What you have to do.
Transcribe every entry word for word. Skip the pictures.

-------

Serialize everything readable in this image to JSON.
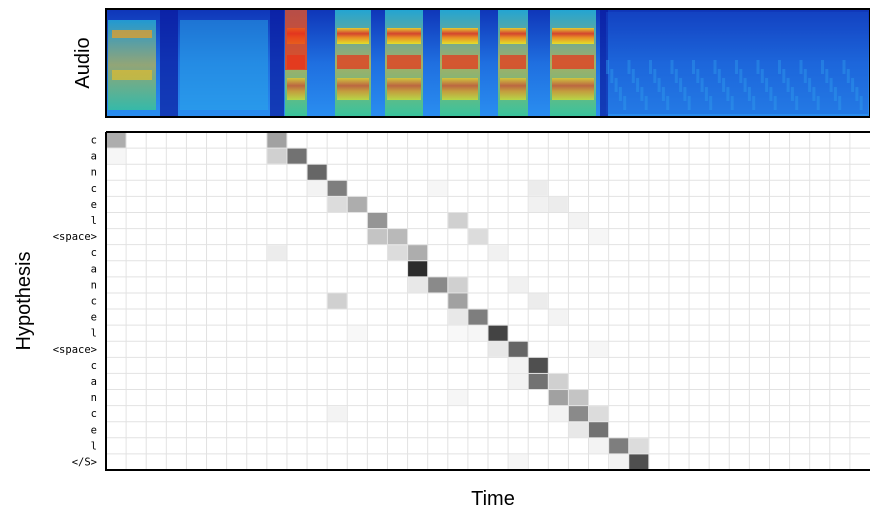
{
  "figure": {
    "audio_label": "Audio",
    "ylabel": "Hypothesis",
    "xlabel": "Time"
  },
  "spectrogram": {
    "colormap": "jet",
    "background_color": "#1a5bd6",
    "dark_band_color": "#0a1aa0",
    "hot_color": "#e8321a"
  },
  "chart_data": {
    "type": "heatmap",
    "title": "",
    "xlabel": "Time",
    "ylabel": "Hypothesis",
    "colormap": "greys",
    "grid": true,
    "x_count": 38,
    "y_labels": [
      "c",
      "a",
      "n",
      "c",
      "e",
      "l",
      "<space>",
      "c",
      "a",
      "n",
      "c",
      "e",
      "l",
      "<space>",
      "c",
      "a",
      "n",
      "c",
      "e",
      "l",
      "</S>"
    ],
    "cells": [
      [
        0,
        0,
        0.35
      ],
      [
        0,
        8,
        0.4
      ],
      [
        1,
        0,
        0.04
      ],
      [
        1,
        8,
        0.2
      ],
      [
        1,
        9,
        0.6
      ],
      [
        2,
        10,
        0.65
      ],
      [
        3,
        11,
        0.55
      ],
      [
        3,
        10,
        0.05
      ],
      [
        3,
        16,
        0.04
      ],
      [
        3,
        21,
        0.08
      ],
      [
        4,
        11,
        0.15
      ],
      [
        4,
        12,
        0.35
      ],
      [
        4,
        21,
        0.06
      ],
      [
        4,
        22,
        0.08
      ],
      [
        5,
        13,
        0.45
      ],
      [
        5,
        17,
        0.2
      ],
      [
        5,
        23,
        0.05
      ],
      [
        6,
        13,
        0.25
      ],
      [
        6,
        14,
        0.3
      ],
      [
        6,
        18,
        0.15
      ],
      [
        6,
        24,
        0.04
      ],
      [
        7,
        14,
        0.15
      ],
      [
        7,
        15,
        0.35
      ],
      [
        7,
        8,
        0.08
      ],
      [
        7,
        19,
        0.06
      ],
      [
        8,
        15,
        0.9
      ],
      [
        9,
        16,
        0.5
      ],
      [
        9,
        15,
        0.1
      ],
      [
        9,
        17,
        0.2
      ],
      [
        9,
        20,
        0.06
      ],
      [
        10,
        17,
        0.4
      ],
      [
        10,
        11,
        0.2
      ],
      [
        10,
        21,
        0.08
      ],
      [
        11,
        18,
        0.55
      ],
      [
        11,
        17,
        0.1
      ],
      [
        11,
        22,
        0.05
      ],
      [
        12,
        18,
        0.04
      ],
      [
        12,
        17,
        0.03
      ],
      [
        12,
        19,
        0.8
      ],
      [
        12,
        12,
        0.03
      ],
      [
        13,
        19,
        0.1
      ],
      [
        13,
        20,
        0.65
      ],
      [
        13,
        24,
        0.04
      ],
      [
        14,
        21,
        0.75
      ],
      [
        14,
        20,
        0.05
      ],
      [
        15,
        20,
        0.05
      ],
      [
        15,
        21,
        0.6
      ],
      [
        15,
        22,
        0.2
      ],
      [
        16,
        22,
        0.4
      ],
      [
        16,
        23,
        0.25
      ],
      [
        16,
        17,
        0.04
      ],
      [
        17,
        22,
        0.05
      ],
      [
        17,
        23,
        0.5
      ],
      [
        17,
        24,
        0.15
      ],
      [
        17,
        11,
        0.05
      ],
      [
        18,
        23,
        0.1
      ],
      [
        18,
        24,
        0.6
      ],
      [
        19,
        24,
        0.05
      ],
      [
        19,
        25,
        0.55
      ],
      [
        19,
        26,
        0.15
      ],
      [
        20,
        25,
        0.05
      ],
      [
        20,
        26,
        0.75
      ],
      [
        20,
        20,
        0.04
      ]
    ]
  }
}
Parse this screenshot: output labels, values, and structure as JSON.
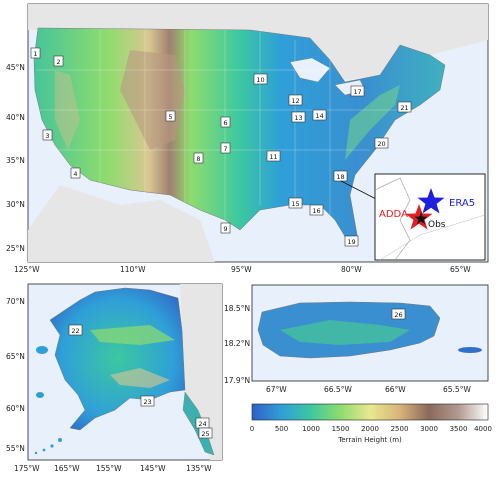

-------

Result.
Serialize everything readable in this image to JSON.
{
  "figure": {
    "audio_label": "Audio",
    "ylabel": "Hypothesis",
    "xlabel": "Time"
  },
  "spectrogram": {
    "colormap": "jet",
    "background_color": "#1a5bd6",
    "dark_band_color": "#0a1aa0",
    "hot_color": "#e8321a"
  },
  "chart_data": {
    "type": "heatmap",
    "title": "",
    "xlabel": "Time",
    "ylabel": "Hypothesis",
    "colormap": "greys",
    "grid": true,
    "x_count": 38,
    "y_labels": [
      "c",
      "a",
      "n",
      "c",
      "e",
      "l",
      "<space>",
      "c",
      "a",
      "n",
      "c",
      "e",
      "l",
      "<space>",
      "c",
      "a",
      "n",
      "c",
      "e",
      "l",
      "</S>"
    ],
    "cells": [
      [
        0,
        0,
        0.35
      ],
      [
        0,
        8,
        0.4
      ],
      [
        1,
        0,
        0.04
      ],
      [
        1,
        8,
        0.2
      ],
      [
        1,
        9,
        0.6
      ],
      [
        2,
        10,
        0.65
      ],
      [
        3,
        11,
        0.55
      ],
      [
        3,
        10,
        0.05
      ],
      [
        3,
        16,
        0.04
      ],
      [
        3,
        21,
        0.08
      ],
      [
        4,
        11,
        0.15
      ],
      [
        4,
        12,
        0.35
      ],
      [
        4,
        21,
        0.06
      ],
      [
        4,
        22,
        0.08
      ],
      [
        5,
        13,
        0.45
      ],
      [
        5,
        17,
        0.2
      ],
      [
        5,
        23,
        0.05
      ],
      [
        6,
        13,
        0.25
      ],
      [
        6,
        14,
        0.3
      ],
      [
        6,
        18,
        0.15
      ],
      [
        6,
        24,
        0.04
      ],
      [
        7,
        14,
        0.15
      ],
      [
        7,
        15,
        0.35
      ],
      [
        7,
        8,
        0.08
      ],
      [
        7,
        19,
        0.06
      ],
      [
        8,
        15,
        0.9
      ],
      [
        9,
        16,
        0.5
      ],
      [
        9,
        15,
        0.1
      ],
      [
        9,
        17,
        0.2
      ],
      [
        9,
        20,
        0.06
      ],
      [
        10,
        17,
        0.4
      ],
      [
        10,
        11,
        0.2
      ],
      [
        10,
        21,
        0.08
      ],
      [
        11,
        18,
        0.55
      ],
      [
        11,
        17,
        0.1
      ],
      [
        11,
        22,
        0.05
      ],
      [
        12,
        18,
        0.04
      ],
      [
        12,
        17,
        0.03
      ],
      [
        12,
        19,
        0.8
      ],
      [
        12,
        12,
        0.03
      ],
      [
        13,
        19,
        0.1
      ],
      [
        13,
        20,
        0.65
      ],
      [
        13,
        24,
        0.04
      ],
      [
        14,
        21,
        0.75
      ],
      [
        14,
        20,
        0.05
      ],
      [
        15,
        20,
        0.05
      ],
      [
        15,
        21,
        0.6
      ],
      [
        15,
        22,
        0.2
      ],
      [
        16,
        22,
        0.4
      ],
      [
        16,
        23,
        0.25
      ],
      [
        16,
        17,
        0.04
      ],
      [
        17,
        22,
        0.05
      ],
      [
        17,
        23,
        0.5
      ],
      [
        17,
        24,
        0.15
      ],
      [
        17,
        11,
        0.05
      ],
      [
        18,
        23,
        0.1
      ],
      [
        18,
        24,
        0.6
      ],
      [
        19,
        24,
        0.05
      ],
      [
        19,
        25,
        0.55
      ],
      [
        19,
        26,
        0.15
      ],
      [
        20,
        25,
        0.05
      ],
      [
        20,
        26,
        0.75
      ],
      [
        20,
        20,
        0.04
      ]
    ]
  }
}
Parse this screenshot: output labels, values, and structure as JSON.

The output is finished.